Raw records
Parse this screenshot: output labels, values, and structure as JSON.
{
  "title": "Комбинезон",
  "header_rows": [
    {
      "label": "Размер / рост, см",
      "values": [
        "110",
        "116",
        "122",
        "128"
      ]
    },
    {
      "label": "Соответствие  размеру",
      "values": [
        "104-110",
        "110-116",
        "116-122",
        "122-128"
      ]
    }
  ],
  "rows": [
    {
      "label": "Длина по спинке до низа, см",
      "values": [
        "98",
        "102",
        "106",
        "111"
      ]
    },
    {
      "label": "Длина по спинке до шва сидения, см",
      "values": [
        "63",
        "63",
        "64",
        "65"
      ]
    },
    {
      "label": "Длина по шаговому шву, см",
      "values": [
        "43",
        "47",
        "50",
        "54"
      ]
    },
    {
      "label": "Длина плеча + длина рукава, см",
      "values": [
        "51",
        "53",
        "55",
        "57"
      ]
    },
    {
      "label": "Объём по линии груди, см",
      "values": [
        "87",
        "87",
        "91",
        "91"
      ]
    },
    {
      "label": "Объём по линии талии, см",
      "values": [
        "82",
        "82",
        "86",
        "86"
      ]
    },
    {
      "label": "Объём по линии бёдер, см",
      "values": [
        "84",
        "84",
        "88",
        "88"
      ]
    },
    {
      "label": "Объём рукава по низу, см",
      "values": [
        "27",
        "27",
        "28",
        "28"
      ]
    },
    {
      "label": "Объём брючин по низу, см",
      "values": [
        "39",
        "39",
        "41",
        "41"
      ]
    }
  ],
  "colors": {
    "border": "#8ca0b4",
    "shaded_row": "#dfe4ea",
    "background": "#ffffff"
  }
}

* Set problem *
Provide the number of lines in the data above that contain the string "Длина", and nothing else.

* Problem solution *
4